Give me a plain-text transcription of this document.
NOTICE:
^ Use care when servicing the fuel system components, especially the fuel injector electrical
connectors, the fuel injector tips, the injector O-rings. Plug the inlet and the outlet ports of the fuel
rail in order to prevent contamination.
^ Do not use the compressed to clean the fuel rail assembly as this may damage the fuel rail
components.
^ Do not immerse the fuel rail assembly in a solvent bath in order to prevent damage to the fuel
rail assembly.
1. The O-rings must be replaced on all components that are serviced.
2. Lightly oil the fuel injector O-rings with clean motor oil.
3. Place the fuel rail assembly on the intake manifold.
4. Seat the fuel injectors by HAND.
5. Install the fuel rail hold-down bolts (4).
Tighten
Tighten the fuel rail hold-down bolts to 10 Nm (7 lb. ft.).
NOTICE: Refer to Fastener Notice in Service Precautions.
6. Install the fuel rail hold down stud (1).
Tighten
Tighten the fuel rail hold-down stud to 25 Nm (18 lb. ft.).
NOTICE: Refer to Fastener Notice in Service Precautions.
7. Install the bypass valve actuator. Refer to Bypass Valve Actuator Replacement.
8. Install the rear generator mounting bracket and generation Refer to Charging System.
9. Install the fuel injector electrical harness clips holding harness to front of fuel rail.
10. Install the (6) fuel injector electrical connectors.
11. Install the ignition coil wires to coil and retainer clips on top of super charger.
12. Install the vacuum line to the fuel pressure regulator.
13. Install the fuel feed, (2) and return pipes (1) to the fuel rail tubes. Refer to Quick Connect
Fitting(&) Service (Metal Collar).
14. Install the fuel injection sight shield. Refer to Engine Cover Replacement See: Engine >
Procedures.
------------------------
▸ WRITTEN EXERCISE
Only lines with the word "assembly" should be collected from the material.

▸ THE RESULT
^ Do not use the compressed to clean the fuel rail assembly as this may damage the fuel rail
^ Do not immerse the fuel rail assembly in a solvent bath in order to prevent damage to the fuel
rail assembly.
3. Place the fuel rail assembly on the intake manifold.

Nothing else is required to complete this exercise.